• ENUNCIADO
Transcriba palabra por palabra el fragmento del documento sobre Guillermo Roux que figura a continuación, completo y sin cambio alguno.

• FRAGMENTO DEL DOCUMENTO

Fue distinguido a nivel internacional como el mejor pintor surrealista argentino. Un hombre que hizo de su vida una fiesta de cuadros y pasiones.
Guillermo Roux comenzó su carrera de manera irreverente, sin seguir modas ni modelos. Tenía el cabello engominado, mirada seria, barba, personalidad expansiva y un amor por el riesgo que cambiaría la manera de ilustrar en Argentina. Hasta los últimos días de sus 92 años de vida, en su hermoso estudio-casa de Martínez, intentó convertir en símbolos la realidad, aferrándose a la única esencia que verdaderamente respetaba: la libertad.

• FILAS DE DATOS
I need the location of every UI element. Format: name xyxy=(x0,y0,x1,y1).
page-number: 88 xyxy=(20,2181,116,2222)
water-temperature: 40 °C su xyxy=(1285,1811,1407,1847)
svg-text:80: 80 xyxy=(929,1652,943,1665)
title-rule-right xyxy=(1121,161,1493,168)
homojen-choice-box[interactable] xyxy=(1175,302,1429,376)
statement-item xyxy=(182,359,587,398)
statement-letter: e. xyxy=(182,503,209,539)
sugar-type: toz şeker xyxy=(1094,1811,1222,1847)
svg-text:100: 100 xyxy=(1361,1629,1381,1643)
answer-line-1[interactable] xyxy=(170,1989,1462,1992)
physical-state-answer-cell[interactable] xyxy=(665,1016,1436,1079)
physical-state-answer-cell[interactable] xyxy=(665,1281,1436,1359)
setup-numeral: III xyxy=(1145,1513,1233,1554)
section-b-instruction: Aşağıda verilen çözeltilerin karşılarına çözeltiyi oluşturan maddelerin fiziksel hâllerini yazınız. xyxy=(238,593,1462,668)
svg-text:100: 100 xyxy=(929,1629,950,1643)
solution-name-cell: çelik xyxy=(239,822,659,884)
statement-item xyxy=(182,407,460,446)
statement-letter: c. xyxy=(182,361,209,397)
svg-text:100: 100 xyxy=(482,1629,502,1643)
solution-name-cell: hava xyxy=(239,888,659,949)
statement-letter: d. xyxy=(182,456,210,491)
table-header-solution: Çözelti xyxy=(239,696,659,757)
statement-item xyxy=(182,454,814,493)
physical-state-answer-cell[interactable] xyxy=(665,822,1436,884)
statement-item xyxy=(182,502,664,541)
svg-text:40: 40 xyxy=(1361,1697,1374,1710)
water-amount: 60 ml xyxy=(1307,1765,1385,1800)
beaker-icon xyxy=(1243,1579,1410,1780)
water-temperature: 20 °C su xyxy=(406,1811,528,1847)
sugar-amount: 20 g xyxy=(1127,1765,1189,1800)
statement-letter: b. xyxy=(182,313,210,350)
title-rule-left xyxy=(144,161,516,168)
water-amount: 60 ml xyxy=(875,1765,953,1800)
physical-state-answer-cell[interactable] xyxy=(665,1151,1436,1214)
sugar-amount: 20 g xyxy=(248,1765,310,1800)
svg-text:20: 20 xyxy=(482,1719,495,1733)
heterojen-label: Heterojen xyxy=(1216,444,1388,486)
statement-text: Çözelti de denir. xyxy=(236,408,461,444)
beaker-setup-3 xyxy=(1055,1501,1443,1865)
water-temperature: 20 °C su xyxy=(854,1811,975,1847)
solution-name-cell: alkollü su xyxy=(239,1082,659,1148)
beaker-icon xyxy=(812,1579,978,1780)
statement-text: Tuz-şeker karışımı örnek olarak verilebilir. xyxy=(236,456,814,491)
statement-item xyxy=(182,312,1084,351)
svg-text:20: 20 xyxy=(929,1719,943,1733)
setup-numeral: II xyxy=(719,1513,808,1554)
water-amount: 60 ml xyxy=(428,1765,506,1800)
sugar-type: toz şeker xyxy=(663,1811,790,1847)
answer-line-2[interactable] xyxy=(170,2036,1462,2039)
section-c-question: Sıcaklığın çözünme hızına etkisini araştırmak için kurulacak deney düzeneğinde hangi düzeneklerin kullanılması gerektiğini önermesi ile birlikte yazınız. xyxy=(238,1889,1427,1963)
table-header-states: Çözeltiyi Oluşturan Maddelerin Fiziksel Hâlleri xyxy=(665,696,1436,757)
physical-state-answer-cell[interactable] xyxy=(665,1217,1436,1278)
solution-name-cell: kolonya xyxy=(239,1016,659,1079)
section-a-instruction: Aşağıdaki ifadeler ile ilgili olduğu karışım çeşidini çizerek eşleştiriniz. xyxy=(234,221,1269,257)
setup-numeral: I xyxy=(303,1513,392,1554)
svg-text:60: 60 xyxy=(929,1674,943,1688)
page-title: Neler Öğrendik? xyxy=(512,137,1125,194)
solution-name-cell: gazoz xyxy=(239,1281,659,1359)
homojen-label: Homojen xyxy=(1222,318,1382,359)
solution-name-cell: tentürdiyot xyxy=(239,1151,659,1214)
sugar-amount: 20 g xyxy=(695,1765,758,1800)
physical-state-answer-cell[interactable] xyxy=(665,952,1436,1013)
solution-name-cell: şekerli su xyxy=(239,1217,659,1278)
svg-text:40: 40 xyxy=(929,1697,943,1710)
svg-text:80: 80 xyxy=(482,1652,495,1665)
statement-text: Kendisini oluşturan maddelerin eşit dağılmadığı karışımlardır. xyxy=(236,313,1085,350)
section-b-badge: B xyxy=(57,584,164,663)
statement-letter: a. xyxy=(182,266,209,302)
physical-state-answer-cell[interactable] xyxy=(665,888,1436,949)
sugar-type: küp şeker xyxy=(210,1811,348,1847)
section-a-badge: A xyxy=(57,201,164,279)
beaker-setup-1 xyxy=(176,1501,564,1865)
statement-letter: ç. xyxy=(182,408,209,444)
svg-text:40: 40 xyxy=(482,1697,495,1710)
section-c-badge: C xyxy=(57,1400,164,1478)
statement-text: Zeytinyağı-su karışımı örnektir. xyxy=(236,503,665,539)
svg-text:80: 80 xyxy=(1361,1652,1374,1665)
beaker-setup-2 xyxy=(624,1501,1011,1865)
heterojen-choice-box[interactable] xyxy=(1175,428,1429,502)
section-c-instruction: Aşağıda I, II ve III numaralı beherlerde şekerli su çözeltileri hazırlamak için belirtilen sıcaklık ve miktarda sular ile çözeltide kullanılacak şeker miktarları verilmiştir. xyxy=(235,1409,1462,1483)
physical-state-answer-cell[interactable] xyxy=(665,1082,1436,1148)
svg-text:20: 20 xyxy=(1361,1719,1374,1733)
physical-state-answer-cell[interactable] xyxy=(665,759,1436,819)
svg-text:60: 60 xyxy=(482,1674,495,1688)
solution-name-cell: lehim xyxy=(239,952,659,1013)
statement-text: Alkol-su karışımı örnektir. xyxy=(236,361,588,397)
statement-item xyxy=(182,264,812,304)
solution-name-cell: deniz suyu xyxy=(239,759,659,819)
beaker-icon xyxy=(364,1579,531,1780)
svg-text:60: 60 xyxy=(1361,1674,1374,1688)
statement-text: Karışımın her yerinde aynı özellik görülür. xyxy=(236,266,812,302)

• RESPUESTA
Fue distinguido a nivel internacional como el mejor pintor surrealista argentino. Un hombre que hizo de su vida una fiesta de cuadros y pasiones.
Guillermo Roux comenzó su carrera de manera irreverente, sin seguir modas ni modelos. Tenía el cabello engominado, mirada seria, barba, personalidad expansiva y un amor por el riesgo que cambiaría la manera de ilustrar en Argentina. Hasta los últimos días de sus 92 años de vida, en su hermoso estudio-casa de Martínez, intentó convertir en símbolos la realidad, aferrándose a la única esencia que verdaderamente respetaba: la libertad.